Collected data entries
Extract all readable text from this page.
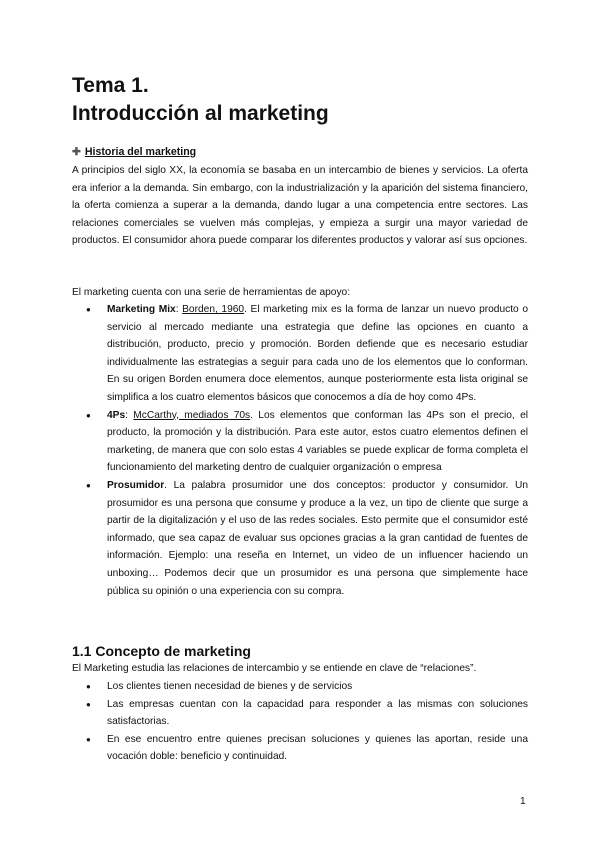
Tema 1.
Introducción al marketing
✚ Historia del marketing

A principios del siglo XX, la economía se basaba en un intercambio de bienes y servicios. La oferta era inferior a la demanda. Sin embargo, con la industrialización y la aparición del sistema financiero, la oferta comienza a superar a la demanda, dando lugar a una competencia entre sectores. Las relaciones comerciales se vuelven más complejas, y empieza a surgir una mayor variedad de productos. El consumidor ahora puede comparar los diferentes productos y valorar así sus opciones.

El marketing cuenta con una serie de herramientas de apoyo:

● Marketing Mix: Borden, 1960. El marketing mix es la forma de lanzar un nuevo producto o servicio al mercado mediante una estrategia que define las opciones en cuanto a distribución, producto, precio y promoción. Borden defiende que es necesario estudiar individualmente las estrategias a seguir para cada uno de los elementos que lo conforman. En su origen Borden enumera doce elementos, aunque posteriormente esta lista original se simplifica a los cuatro elementos básicos que conocemos a día de hoy como 4Ps.
● 4Ps: McCarthy, mediados 70s. Los elementos que conforman las 4Ps son el precio, el producto, la promoción y la distribución. Para este autor, estos cuatro elementos definen el marketing, de manera que con solo estas 4 variables se puede explicar de forma completa el funcionamiento del marketing dentro de cualquier organización o empresa
● Prosumidor. La palabra prosumidor une dos conceptos: productor y consumidor. Un prosumidor es una persona que consume y produce a la vez, un tipo de cliente que surge a partir de la digitalización y el uso de las redes sociales. Esto permite que el consumidor esté informado, que sea capaz de evaluar sus opciones gracias a la gran cantidad de fuentes de información. Ejemplo: una reseña en Internet, un video de un influencer haciendo un unboxing… Podemos decir que un prosumidor es una persona que simplemente hace pública su opinión o una experiencia con su compra.
1.1 Concepto de marketing

El Marketing estudia las relaciones de intercambio y se entiende en clave de “relaciones”.

● Los clientes tienen necesidad de bienes y de servicios
● Las empresas cuentan con la capacidad para responder a las mismas con soluciones satisfactorias.
● En ese encuentro entre quienes precisan soluciones y quienes las aportan, reside una vocación doble: beneficio y continuidad.
1
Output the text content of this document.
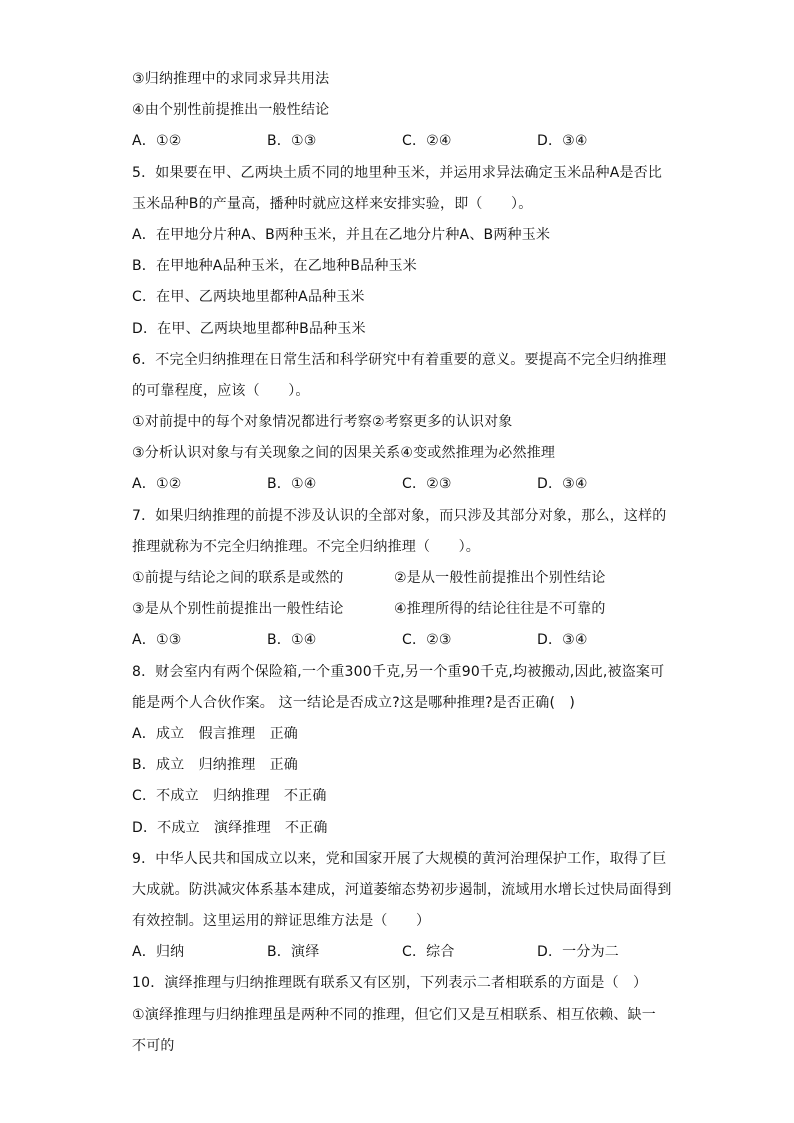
③归纳推理中的求同求异共用法
④由个别性前提推出一般性结论
A．①②	B．①③	C．②④	D．③④
5．如果要在甲、乙两块土质不同的地里种玉米，并运用求异法确定玉米品种A是否比
玉米品种B的产量高，播种时就应这样来安排实验，即（　　）。
A．在甲地分片种A、B两种玉米，并且在乙地分片种A、B两种玉米
B．在甲地种A品种玉米，在乙地种B品种玉米
C．在甲、乙两块地里都种A品种玉米
D．在甲、乙两块地里都种B品种玉米
6．不完全归纳推理在日常生活和科学研究中有着重要的意义。要提高不完全归纳推理
的可靠程度，应该（　　）。
①对前提中的每个对象情况都进行考察②考察更多的认识对象
③分析认识对象与有关现象之间的因果关系④变或然推理为必然推理
A．①②	B．①④	C．②③	D．③④
7．如果归纳推理的前提不涉及认识的全部对象，而只涉及其部分对象，那么，这样的
推理就称为不完全归纳推理。不完全归纳推理（　　）。
①前提与结论之间的联系是或然的	②是从一般性前提推出个别性结论
③是从个别性前提推出一般性结论	④推理所得的结论往往是不可靠的
A．①③	B．①④	C．②③	D．③④
8．财会室内有两个保险箱,一个重300千克,另一个重90千克,均被搬动,因此,被盗案可
能是两个人合伙作案。 这一结论是否成立?这是哪种推理?是否正确(　)
A．成立　假言推理　正确
B．成立　归纳推理　正确
C．不成立　归纳推理　不正确
D．不成立　演绎推理　不正确
9．中华人民共和国成立以来，党和国家开展了大规模的黄河治理保护工作，取得了巨
大成就。防洪减灾体系基本建成，河道萎缩态势初步遏制，流域用水增长过快局面得到
有效控制。这里运用的辩证思维方法是（　　）
A．归纳	B．演绎	C．综合	D．一分为二
10．演绎推理与归纳推理既有联系又有区别，下列表示二者相联系的方面是（　）
①演绎推理与归纳推理虽是两种不同的推理，但它们又是互相联系、相互依赖、缺一
不可的
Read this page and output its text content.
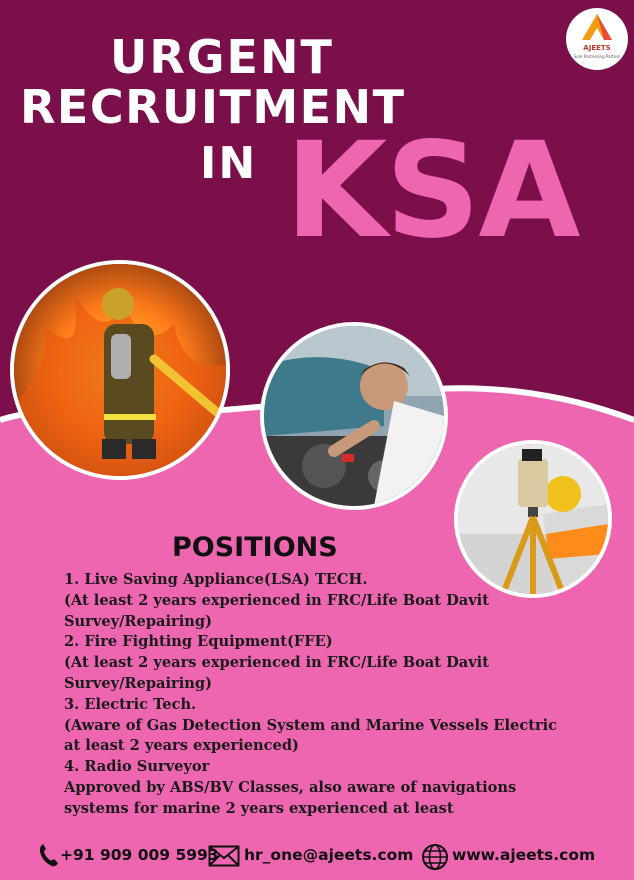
AJEETS
Sure Partnering Partner
URGENT
RECRUITMENT
IN KSA
POSITIONS
1. Live Saving Appliance(LSA) TECH.
(At least 2 years experienced in FRC/Life Boat Davit
Survey/Repairing)
2. Fire Fighting Equipment(FFE)
(At least 2 years experienced in FRC/Life Boat Davit
Survey/Repairing)
3. Electric Tech.
(Aware of Gas Detection System and Marine Vessels Electric
at least 2 years experienced)
4. Radio Surveyor
Approved by ABS/BV Classes, also aware of navigations
systems for marine 2 years experienced at least
+91 909 009 5993 hr_one@ajeets.com www.ajeets.com
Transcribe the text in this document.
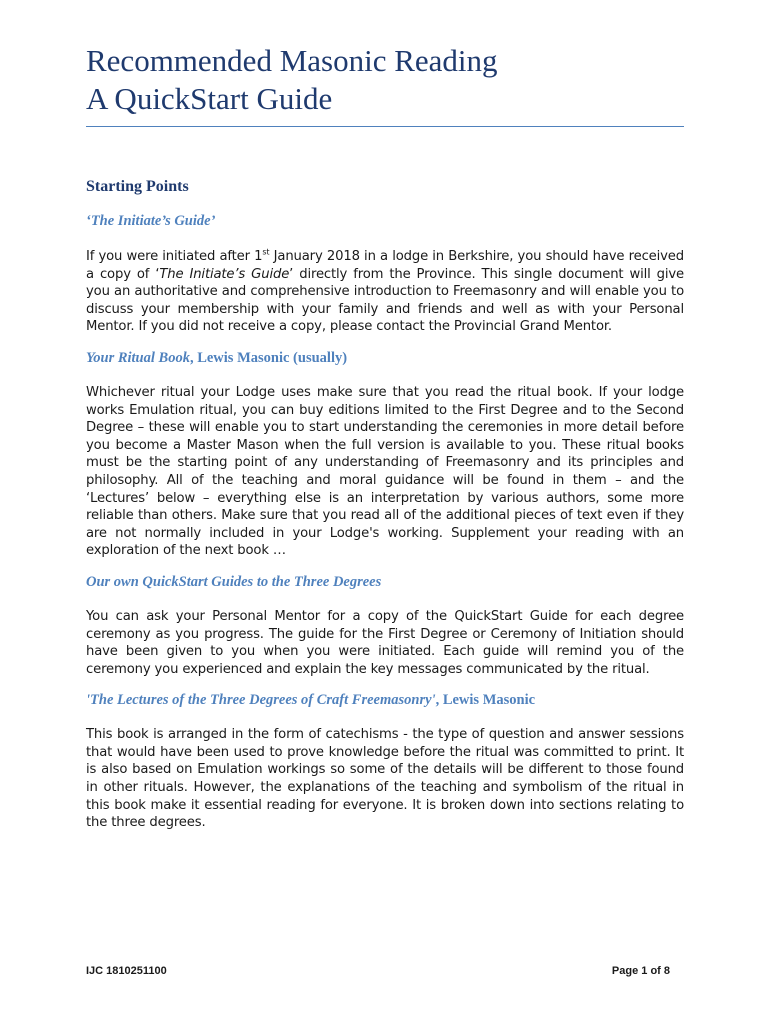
Recommended Masonic Reading
A QuickStart Guide
Starting Points
‘The Initiate’s Guide’

If you were initiated after 1st January 2018 in a lodge in Berkshire, you should have received a copy of ‘The Initiate’s Guide’ directly from the Province. This single document will give you an authoritative and comprehensive introduction to Freemasonry and will enable you to discuss your membership with your family and friends and well as with your Personal Mentor. If you did not receive a copy, please contact the Provincial Grand Mentor.

Your Ritual Book, Lewis Masonic (usually)

Whichever ritual your Lodge uses make sure that you read the ritual book. If your lodge works Emulation ritual, you can buy editions limited to the First Degree and to the Second Degree – these will enable you to start understanding the ceremonies in more detail before you become a Master Mason when the full version is available to you. These ritual books must be the starting point of any understanding of Freemasonry and its principles and philosophy. All of the teaching and moral guidance will be found in them – and the ‘Lectures’ below – everything else is an interpretation by various authors, some more reliable than others. Make sure that you read all of the additional pieces of text even if they are not normally included in your Lodge's working. Supplement your reading with an exploration of the next book …

Our own QuickStart Guides to the Three Degrees

You can ask your Personal Mentor for a copy of the QuickStart Guide for each degree ceremony as you progress. The guide for the First Degree or Ceremony of Initiation should have been given to you when you were initiated. Each guide will remind you of the ceremony you experienced and explain the key messages communicated by the ritual.

'The Lectures of the Three Degrees of Craft Freemasonry', Lewis Masonic

This book is arranged in the form of catechisms - the type of question and answer sessions that would have been used to prove knowledge before the ritual was committed to print. It is also based on Emulation workings so some of the details will be different to those found in other rituals. However, the explanations of the teaching and symbolism of the ritual in this book make it essential reading for everyone. It is broken down into sections relating to the three degrees.

IJC 1810251100	Page 1 of 8
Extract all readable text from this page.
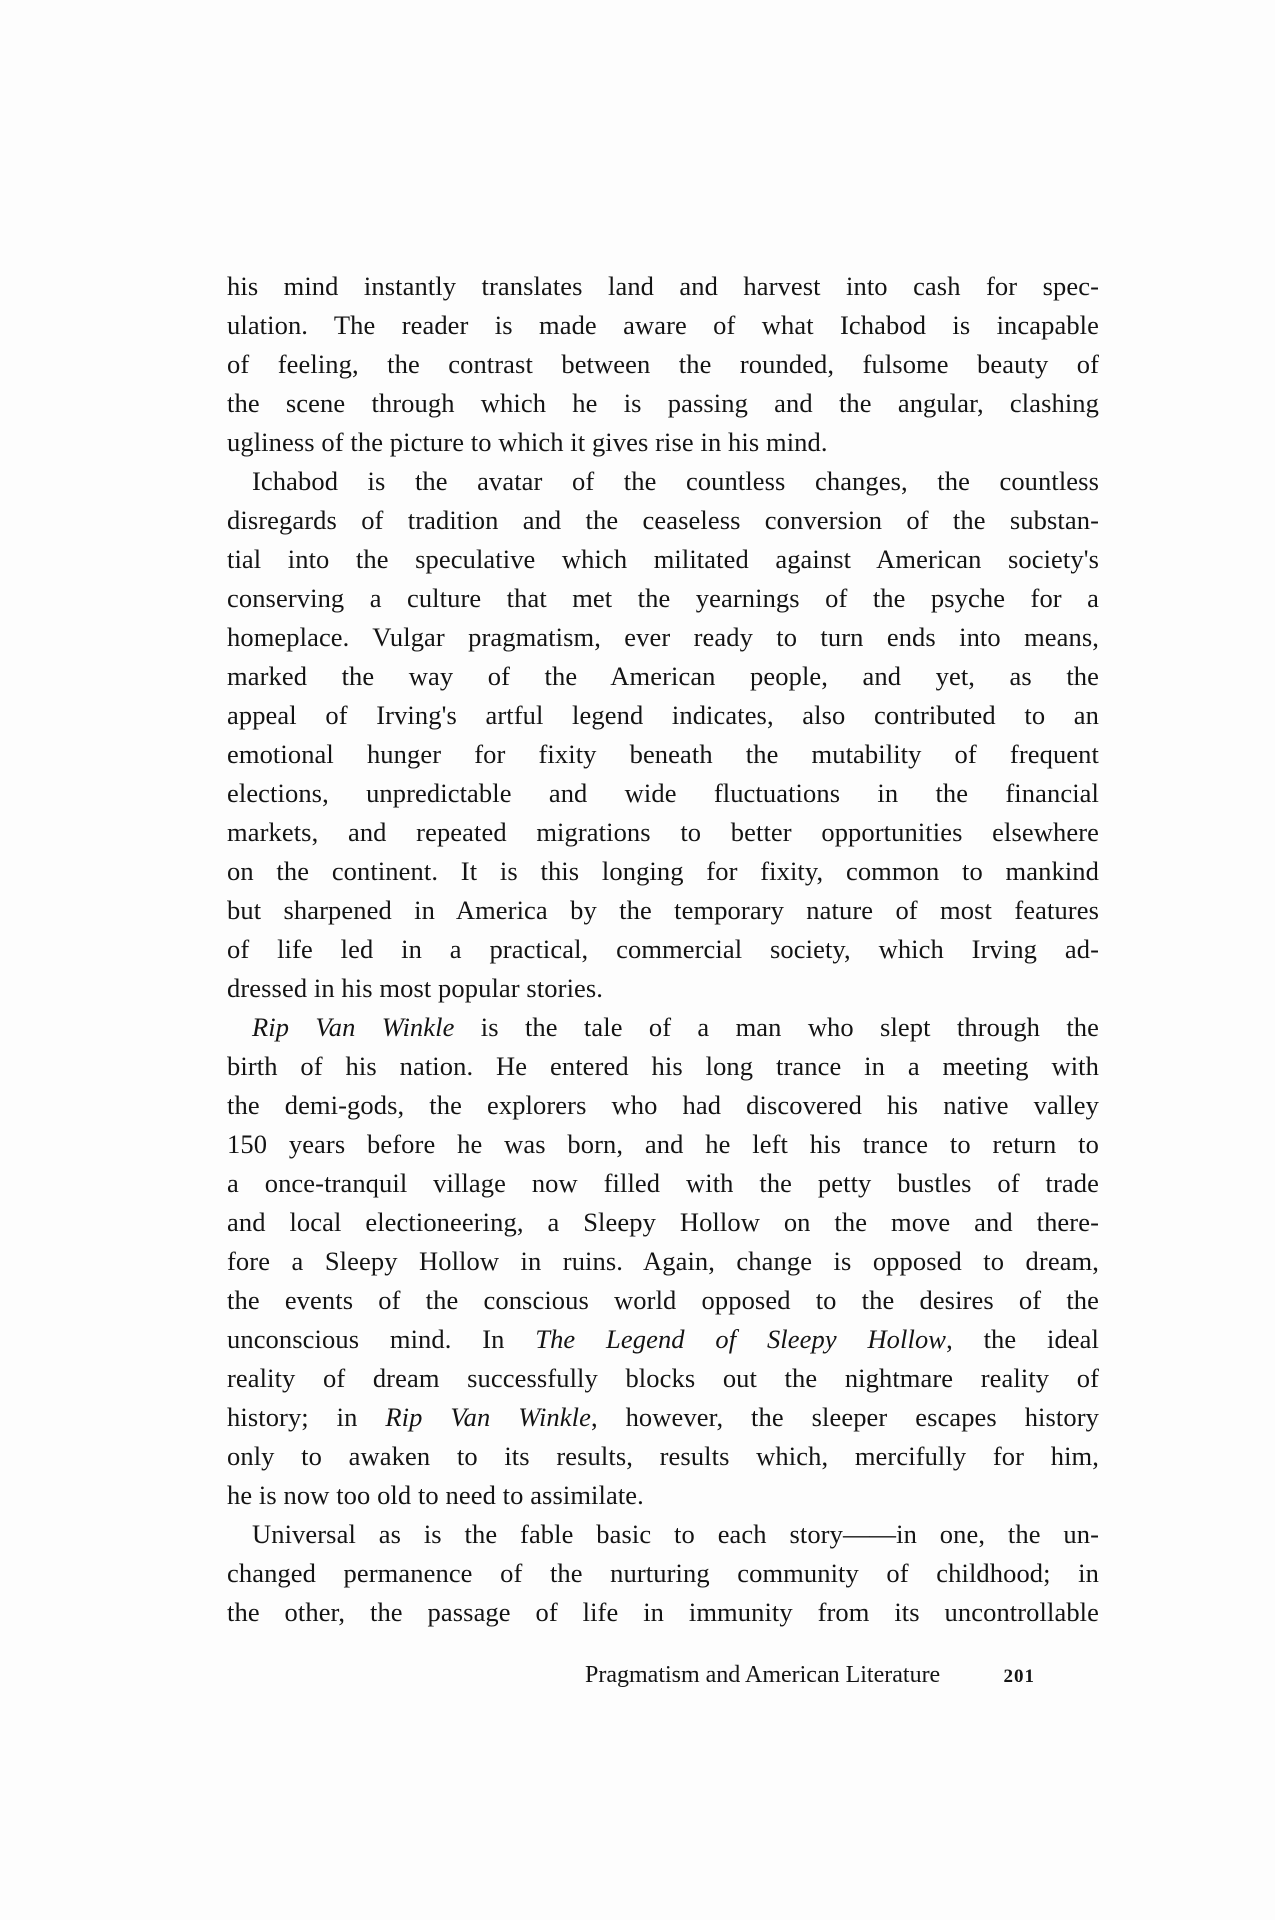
his mind instantly translates land and harvest into cash for spec-
ulation. The reader is made aware of what Ichabod is incapable
of feeling, the contrast between the rounded, fulsome beauty of
the scene through which he is passing and the angular, clashing
ugliness of the picture to which it gives rise in his mind.
Ichabod is the avatar of the countless changes, the countless
disregards of tradition and the ceaseless conversion of the substan-
tial into the speculative which militated against American society's
conserving a culture that met the yearnings of the psyche for a
homeplace. Vulgar pragmatism, ever ready to turn ends into means,
marked the way of the American people, and yet, as the
appeal of Irving's artful legend indicates, also contributed to an
emotional hunger for fixity beneath the mutability of frequent
elections, unpredictable and wide fluctuations in the financial
markets, and repeated migrations to better opportunities elsewhere
on the continent. It is this longing for fixity, common to mankind
but sharpened in America by the temporary nature of most features
of life led in a practical, commercial society, which Irving ad-
dressed in his most popular stories.
Rip Van Winkle is the tale of a man who slept through the
birth of his nation. He entered his long trance in a meeting with
the demi-gods, the explorers who had discovered his native valley
150 years before he was born, and he left his trance to return to
a once-tranquil village now filled with the petty bustles of trade
and local electioneering, a Sleepy Hollow on the move and there-
fore a Sleepy Hollow in ruins. Again, change is opposed to dream,
the events of the conscious world opposed to the desires of the
unconscious mind. In The Legend of Sleepy Hollow, the ideal
reality of dream successfully blocks out the nightmare reality of
history; in Rip Van Winkle, however, the sleeper escapes history
only to awaken to its results, results which, mercifully for him,
he is now too old to need to assimilate.
Universal as is the fable basic to each story——in one, the un-
changed permanence of the nurturing community of childhood; in
the other, the passage of life in immunity from its uncontrollable
Pragmatism and American Literature	201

▸ **The request**: Locate and copy each line in the data above that includes the word "society".

▸ **Solution for this task**:
tial into the speculative which militated against American society's
of life led in a practical, commercial society, which Irving ad-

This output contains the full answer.